[START OF EXERCISE MATERIALS]
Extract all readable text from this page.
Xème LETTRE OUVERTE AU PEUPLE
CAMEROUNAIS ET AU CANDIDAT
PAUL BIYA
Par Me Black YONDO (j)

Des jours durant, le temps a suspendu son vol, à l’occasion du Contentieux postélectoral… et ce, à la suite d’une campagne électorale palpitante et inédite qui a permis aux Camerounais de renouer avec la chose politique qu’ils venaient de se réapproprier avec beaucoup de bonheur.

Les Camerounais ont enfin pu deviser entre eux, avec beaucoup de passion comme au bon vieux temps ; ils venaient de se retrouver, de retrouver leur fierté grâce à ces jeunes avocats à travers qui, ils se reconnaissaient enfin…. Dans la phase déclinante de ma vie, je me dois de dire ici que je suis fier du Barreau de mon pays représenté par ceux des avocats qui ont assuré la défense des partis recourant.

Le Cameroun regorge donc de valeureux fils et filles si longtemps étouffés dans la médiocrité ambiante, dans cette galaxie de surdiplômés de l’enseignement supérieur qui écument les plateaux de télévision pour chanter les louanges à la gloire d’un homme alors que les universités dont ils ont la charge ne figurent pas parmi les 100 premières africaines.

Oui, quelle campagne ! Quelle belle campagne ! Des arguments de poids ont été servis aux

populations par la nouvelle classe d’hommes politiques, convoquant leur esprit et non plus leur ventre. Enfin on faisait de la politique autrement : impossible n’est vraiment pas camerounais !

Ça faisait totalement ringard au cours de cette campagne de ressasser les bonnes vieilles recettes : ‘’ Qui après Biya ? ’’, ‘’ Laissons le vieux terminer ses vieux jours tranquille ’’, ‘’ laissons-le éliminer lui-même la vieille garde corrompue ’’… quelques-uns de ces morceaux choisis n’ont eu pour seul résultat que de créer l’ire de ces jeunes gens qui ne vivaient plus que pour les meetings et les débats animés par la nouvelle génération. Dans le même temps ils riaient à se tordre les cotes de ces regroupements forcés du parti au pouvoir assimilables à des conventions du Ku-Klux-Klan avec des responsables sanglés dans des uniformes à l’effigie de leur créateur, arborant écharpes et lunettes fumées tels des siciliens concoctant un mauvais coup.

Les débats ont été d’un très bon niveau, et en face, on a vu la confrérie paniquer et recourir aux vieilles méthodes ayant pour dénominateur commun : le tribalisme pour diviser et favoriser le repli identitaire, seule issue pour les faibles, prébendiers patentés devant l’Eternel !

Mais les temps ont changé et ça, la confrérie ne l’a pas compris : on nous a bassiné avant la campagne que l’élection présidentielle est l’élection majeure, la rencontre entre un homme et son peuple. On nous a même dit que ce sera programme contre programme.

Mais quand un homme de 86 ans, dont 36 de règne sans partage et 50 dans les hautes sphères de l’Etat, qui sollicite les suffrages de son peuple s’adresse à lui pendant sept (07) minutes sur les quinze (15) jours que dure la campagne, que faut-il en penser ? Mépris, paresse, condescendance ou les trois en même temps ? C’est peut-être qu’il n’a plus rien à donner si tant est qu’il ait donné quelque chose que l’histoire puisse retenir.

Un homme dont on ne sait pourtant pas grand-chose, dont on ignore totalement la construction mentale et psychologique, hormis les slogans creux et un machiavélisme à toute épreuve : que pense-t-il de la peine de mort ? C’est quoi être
[END OF EXERCISE MATERIALS]
◆ WHAT IS EXPECTED
Copy out each line exactly as written.

◆ WRITTEN ANSWER
Extract all readable text from this page.
Xème LETTRE OUVERTE AU PEUPLE
CAMEROUNAIS ET AU CANDIDAT
PAUL BIYA
Par Me Black YONDO (j)

Des jours durant, le temps a suspendu son vol, à l’occasion du Contentieux postélectoral… et ce, à la suite d’une campagne électorale palpitante et inédite qui a permis aux Camerounais de renouer avec la chose politique qu’ils venaient de se réapproprier avec beaucoup de bonheur.

Les Camerounais ont enfin pu deviser entre eux, avec beaucoup de passion comme au bon vieux temps ; ils venaient de se retrouver, de retrouver leur fierté grâce à ces jeunes avocats à travers qui, ils se reconnaissaient enfin…. Dans la phase déclinante de ma vie, je me dois de dire ici que je suis fier du Barreau de mon pays représenté par ceux des avocats qui ont assuré la défense des partis recourant.

Le Cameroun regorge donc de valeureux fils et filles si longtemps étouffés dans la médiocrité ambiante, dans cette galaxie de surdiplômés de l’enseignement supérieur qui écument les plateaux de télévision pour chanter les louanges à la gloire d’un homme alors que les universités dont ils ont la charge ne figurent pas parmi les 100 premières africaines.

Oui, quelle campagne ! Quelle belle campagne ! Des arguments de poids ont été servis aux

populations par la nouvelle classe d’hommes politiques, convoquant leur esprit et non plus leur ventre. Enfin on faisait de la politique autrement : impossible n’est vraiment pas camerounais !

Ça faisait totalement ringard au cours de cette campagne de ressasser les bonnes vieilles recettes : ‘’ Qui après Biya ? ’’, ‘’ Laissons le vieux terminer ses vieux jours tranquille ’’, ‘’ laissons-le éliminer lui-même la vieille garde corrompue ’’… quelques-uns de ces morceaux choisis n’ont eu pour seul résultat que de créer l’ire de ces jeunes gens qui ne vivaient plus que pour les meetings et les débats animés par la nouvelle génération. Dans le même temps ils riaient à se tordre les cotes de ces regroupements forcés du parti au pouvoir assimilables à des conventions du Ku-Klux-Klan avec des responsables sanglés dans des uniformes à l’effigie de leur créateur, arborant écharpes et lunettes fumées tels des siciliens concoctant un mauvais coup.

Les débats ont été d’un très bon niveau, et en face, on a vu la confrérie paniquer et recourir aux vieilles méthodes ayant pour dénominateur commun : le tribalisme pour diviser et favoriser le repli identitaire, seule issue pour les faibles, prébendiers patentés devant l’Eternel !

Mais les temps ont changé et ça, la confrérie ne l’a pas compris : on nous a bassiné avant la campagne que l’élection présidentielle est l’élection majeure, la rencontre entre un homme et son peuple. On nous a même dit que ce sera programme contre programme.

Mais quand un homme de 86 ans, dont 36 de règne sans partage et 50 dans les hautes sphères de l’Etat, qui sollicite les suffrages de son peuple s’adresse à lui pendant sept (07) minutes sur les quinze (15) jours que dure la campagne, que faut-il en penser ? Mépris, paresse, condescendance ou les trois en même temps ? C’est peut-être qu’il n’a plus rien à donner si tant est qu’il ait donné quelque chose que l’histoire puisse retenir.

Un homme dont on ne sait pourtant pas grand-chose, dont on ignore totalement la construction mentale et psychologique, hormis les slogans creux et un machiavélisme à toute épreuve : que pense-t-il de la peine de mort ? C’est quoi être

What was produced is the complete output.